/---

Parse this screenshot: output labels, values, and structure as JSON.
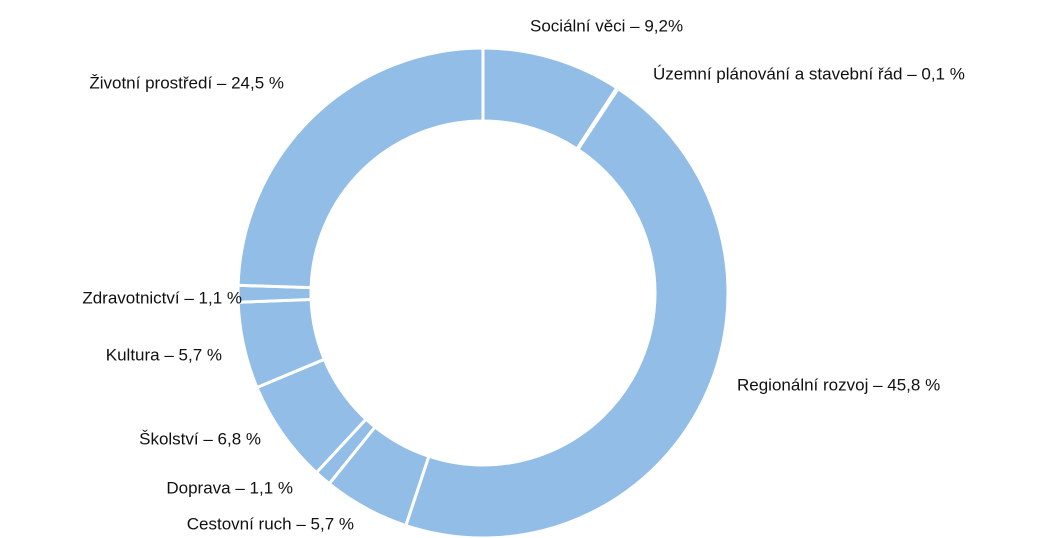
{
  "chart_data": {
    "type": "donut",
    "values": [
      9.2,
      0.1,
      45.8,
      5.7,
      1.1,
      6.8,
      5.7,
      1.1,
      24.5
    ],
    "value_labels": [
      "Sociální věci – 9,2%",
      "Územní plánování a stavební řád – 0,1 %",
      "Regionální rozvoj – 45,8 %",
      "Cestovní ruch – 5,7 %",
      "Doprava – 1,1 %",
      "Školství – 6,8 %",
      "Kultura – 5,7 %",
      "Zdravotnictví – 1,1 %",
      "Životní prostředí – 24,5 %"
    ],
    "color": "#92bde6"
  }
}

\---

▸ **Problem to work on**
Report only the number of lines that hold the word "values".

▸ **Exercise answer**
2